++++ Extracted records ++++

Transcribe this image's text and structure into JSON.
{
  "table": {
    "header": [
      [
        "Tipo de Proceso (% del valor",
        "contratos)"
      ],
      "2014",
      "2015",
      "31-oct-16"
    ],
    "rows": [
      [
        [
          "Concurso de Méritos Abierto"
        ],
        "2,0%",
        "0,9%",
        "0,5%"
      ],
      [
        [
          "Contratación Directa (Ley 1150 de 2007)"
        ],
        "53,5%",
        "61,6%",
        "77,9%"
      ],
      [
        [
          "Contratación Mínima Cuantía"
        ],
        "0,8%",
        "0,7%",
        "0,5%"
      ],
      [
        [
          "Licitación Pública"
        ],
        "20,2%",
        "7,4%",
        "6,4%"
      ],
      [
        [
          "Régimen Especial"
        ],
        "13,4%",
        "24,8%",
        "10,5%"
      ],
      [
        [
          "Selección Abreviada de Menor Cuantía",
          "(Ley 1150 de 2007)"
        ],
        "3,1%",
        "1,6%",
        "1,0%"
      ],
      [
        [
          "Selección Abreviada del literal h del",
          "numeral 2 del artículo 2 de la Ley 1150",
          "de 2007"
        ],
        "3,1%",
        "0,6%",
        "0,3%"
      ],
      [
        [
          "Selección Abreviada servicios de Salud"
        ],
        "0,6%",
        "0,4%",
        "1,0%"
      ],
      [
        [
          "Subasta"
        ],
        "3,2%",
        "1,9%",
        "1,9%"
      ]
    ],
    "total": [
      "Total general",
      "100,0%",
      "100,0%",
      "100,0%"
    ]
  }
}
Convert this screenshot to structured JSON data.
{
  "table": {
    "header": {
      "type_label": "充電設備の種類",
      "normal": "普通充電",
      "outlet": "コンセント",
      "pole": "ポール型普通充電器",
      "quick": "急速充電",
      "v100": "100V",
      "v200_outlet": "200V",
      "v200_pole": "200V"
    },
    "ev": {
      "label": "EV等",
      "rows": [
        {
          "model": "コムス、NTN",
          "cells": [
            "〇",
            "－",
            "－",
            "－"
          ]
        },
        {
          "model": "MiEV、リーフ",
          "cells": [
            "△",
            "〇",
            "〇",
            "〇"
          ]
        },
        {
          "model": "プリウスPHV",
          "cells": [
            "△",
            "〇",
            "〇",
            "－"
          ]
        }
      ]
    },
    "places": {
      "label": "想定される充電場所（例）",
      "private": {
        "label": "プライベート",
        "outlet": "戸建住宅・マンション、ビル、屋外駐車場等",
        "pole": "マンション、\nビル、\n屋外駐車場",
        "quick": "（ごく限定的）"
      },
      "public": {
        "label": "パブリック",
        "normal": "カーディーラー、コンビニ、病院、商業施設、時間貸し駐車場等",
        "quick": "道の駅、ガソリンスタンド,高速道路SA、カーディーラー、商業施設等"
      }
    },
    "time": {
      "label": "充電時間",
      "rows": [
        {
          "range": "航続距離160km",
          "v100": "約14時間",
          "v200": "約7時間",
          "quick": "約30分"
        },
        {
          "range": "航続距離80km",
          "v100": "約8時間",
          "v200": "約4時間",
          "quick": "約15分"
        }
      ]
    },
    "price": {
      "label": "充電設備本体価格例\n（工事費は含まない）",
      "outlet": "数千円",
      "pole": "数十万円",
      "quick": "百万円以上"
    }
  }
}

++++

_What you should do_
State how many lines in the records above contain the word "Cuantía", giving only the number.

_Task response_
2